--- Exercise goal ---
Starting with the line containing "y-tick-label: 51.44 bbox=[642, 105, 653, 130]" and going on through the line containing "chart-panel-sample-flow: Sample Flow", switch each "plot-frame" to "plot-area". Write out only those lines, with everything else left as it is.

--- Listed entries ---

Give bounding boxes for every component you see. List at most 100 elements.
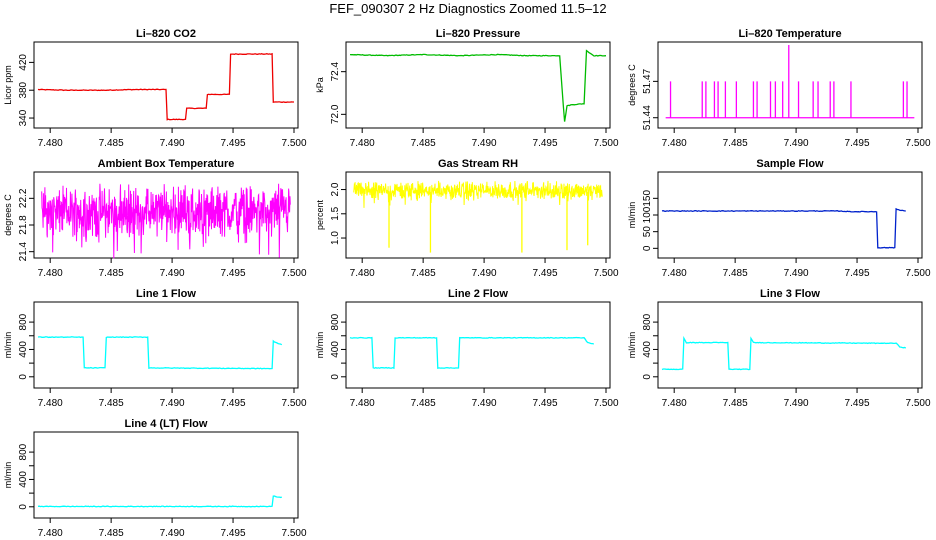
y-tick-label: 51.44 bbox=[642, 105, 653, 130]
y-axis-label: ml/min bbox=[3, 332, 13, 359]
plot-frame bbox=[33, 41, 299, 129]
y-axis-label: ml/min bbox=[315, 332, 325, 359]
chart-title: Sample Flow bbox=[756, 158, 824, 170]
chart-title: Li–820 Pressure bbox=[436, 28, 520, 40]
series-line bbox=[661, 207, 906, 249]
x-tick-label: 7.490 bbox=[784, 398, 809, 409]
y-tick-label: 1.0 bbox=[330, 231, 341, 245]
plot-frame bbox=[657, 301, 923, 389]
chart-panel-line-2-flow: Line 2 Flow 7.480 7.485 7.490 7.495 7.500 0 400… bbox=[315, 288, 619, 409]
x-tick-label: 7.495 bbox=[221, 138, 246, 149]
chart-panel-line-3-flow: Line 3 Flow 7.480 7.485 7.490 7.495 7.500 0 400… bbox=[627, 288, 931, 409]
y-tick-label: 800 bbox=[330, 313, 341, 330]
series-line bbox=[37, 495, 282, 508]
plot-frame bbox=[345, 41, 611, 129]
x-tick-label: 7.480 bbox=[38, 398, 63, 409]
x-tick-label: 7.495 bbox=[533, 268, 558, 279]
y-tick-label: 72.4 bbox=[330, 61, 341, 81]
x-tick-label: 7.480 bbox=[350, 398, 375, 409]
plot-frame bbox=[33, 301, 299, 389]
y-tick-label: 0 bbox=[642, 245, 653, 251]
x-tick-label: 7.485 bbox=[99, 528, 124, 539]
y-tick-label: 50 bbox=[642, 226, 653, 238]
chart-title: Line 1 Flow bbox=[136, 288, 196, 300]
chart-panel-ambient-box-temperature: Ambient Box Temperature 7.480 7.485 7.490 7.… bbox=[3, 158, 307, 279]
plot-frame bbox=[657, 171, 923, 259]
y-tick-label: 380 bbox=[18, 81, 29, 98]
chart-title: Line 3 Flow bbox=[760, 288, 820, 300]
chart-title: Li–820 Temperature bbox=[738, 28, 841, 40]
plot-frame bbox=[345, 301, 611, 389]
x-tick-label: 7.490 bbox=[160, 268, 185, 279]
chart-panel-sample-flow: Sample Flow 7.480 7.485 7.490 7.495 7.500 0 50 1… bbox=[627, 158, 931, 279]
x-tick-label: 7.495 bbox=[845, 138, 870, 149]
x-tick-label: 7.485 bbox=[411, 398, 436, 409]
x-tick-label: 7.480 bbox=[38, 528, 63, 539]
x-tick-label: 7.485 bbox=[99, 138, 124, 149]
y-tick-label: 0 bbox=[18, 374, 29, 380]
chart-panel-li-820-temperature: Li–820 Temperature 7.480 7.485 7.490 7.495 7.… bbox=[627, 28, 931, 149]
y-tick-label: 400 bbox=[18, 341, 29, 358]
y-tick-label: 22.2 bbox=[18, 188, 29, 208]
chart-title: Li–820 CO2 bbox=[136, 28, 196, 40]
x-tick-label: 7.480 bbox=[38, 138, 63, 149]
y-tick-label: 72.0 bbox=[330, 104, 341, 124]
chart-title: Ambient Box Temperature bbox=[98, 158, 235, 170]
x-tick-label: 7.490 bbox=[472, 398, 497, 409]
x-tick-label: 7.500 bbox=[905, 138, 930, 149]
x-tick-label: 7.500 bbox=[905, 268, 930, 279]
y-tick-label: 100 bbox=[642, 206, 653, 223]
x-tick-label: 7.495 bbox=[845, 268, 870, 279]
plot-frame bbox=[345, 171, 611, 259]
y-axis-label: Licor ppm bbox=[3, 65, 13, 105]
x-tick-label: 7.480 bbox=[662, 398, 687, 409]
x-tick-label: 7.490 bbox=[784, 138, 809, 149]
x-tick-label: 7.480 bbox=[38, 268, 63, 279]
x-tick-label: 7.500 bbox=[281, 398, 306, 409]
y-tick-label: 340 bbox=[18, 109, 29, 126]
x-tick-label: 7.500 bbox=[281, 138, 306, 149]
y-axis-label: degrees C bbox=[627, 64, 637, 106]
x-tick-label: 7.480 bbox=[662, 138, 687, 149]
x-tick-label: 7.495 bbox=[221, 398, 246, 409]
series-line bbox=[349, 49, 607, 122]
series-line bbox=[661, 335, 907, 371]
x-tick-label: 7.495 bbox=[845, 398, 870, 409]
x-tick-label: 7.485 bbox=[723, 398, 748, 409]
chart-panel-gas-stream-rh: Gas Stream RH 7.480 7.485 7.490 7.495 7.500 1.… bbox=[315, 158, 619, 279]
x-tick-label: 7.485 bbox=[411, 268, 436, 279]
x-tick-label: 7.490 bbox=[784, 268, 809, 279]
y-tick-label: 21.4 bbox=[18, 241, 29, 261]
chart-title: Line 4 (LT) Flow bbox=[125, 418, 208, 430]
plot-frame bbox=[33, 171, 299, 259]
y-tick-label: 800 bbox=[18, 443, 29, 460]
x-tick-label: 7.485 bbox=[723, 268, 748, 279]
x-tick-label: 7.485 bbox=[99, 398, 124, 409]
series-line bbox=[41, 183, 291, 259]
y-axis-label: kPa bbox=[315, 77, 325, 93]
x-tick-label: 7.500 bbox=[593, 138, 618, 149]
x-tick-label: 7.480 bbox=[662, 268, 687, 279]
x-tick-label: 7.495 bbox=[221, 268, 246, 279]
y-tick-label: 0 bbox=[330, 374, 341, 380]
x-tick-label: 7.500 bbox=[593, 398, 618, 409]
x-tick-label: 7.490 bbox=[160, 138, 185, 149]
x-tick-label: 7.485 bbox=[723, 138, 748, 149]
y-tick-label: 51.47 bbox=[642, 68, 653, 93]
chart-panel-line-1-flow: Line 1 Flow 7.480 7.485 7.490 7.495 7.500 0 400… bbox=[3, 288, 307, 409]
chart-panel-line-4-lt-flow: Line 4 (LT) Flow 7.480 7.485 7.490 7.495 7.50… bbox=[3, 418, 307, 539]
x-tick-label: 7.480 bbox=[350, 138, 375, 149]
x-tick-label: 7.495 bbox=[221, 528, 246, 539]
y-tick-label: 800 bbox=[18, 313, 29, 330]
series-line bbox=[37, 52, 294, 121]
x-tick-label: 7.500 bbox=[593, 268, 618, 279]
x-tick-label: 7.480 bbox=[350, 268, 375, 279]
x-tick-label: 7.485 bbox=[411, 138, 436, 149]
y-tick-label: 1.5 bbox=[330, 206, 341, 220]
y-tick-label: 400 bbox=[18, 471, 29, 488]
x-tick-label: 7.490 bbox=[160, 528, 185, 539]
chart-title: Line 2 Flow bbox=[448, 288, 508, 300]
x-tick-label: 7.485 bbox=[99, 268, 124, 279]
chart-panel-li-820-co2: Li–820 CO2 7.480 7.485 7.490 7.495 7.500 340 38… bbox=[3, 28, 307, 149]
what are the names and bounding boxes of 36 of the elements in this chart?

--- Final result ---
y-tick-label: 51.44 bbox=[642, 105, 653, 130]
y-axis-label: ml/min bbox=[3, 332, 13, 359]
plot-area bbox=[33, 41, 299, 129]
y-axis-label: ml/min bbox=[315, 332, 325, 359]
chart-title: Sample Flow bbox=[756, 158, 824, 170]
chart-title: Li–820 Pressure bbox=[436, 28, 520, 40]
series-line bbox=[661, 207, 906, 249]
x-tick-label: 7.490 bbox=[784, 398, 809, 409]
y-tick-label: 1.0 bbox=[330, 231, 341, 245]
plot-area bbox=[657, 301, 923, 389]
chart-panel-line-2-flow: Line 2 Flow 7.480 7.485 7.490 7.495 7.500 0 400… bbox=[315, 288, 619, 409]
x-tick-label: 7.495 bbox=[221, 138, 246, 149]
chart-panel-line-3-flow: Line 3 Flow 7.480 7.485 7.490 7.495 7.500 0 400… bbox=[627, 288, 931, 409]
y-tick-label: 800 bbox=[330, 313, 341, 330]
series-line bbox=[37, 495, 282, 508]
plot-area bbox=[345, 41, 611, 129]
x-tick-label: 7.480 bbox=[38, 398, 63, 409]
x-tick-label: 7.495 bbox=[533, 268, 558, 279]
y-tick-label: 72.4 bbox=[330, 61, 341, 81]
x-tick-label: 7.480 bbox=[350, 398, 375, 409]
plot-area bbox=[33, 301, 299, 389]
y-tick-label: 0 bbox=[642, 245, 653, 251]
x-tick-label: 7.485 bbox=[99, 528, 124, 539]
y-tick-label: 50 bbox=[642, 226, 653, 238]
chart-title: Line 1 Flow bbox=[136, 288, 196, 300]
chart-panel-ambient-box-temperature: Ambient Box Temperature 7.480 7.485 7.490 7.… bbox=[3, 158, 307, 279]
plot-area bbox=[657, 171, 923, 259]
y-tick-label: 380 bbox=[18, 81, 29, 98]
chart-title: Line 3 Flow bbox=[760, 288, 820, 300]
chart-title: Li–820 Temperature bbox=[738, 28, 841, 40]
plot-area bbox=[345, 301, 611, 389]
x-tick-label: 7.490 bbox=[160, 268, 185, 279]
chart-panel-sample-flow: Sample Flow 7.480 7.485 7.490 7.495 7.500 0 50 1… bbox=[627, 158, 931, 279]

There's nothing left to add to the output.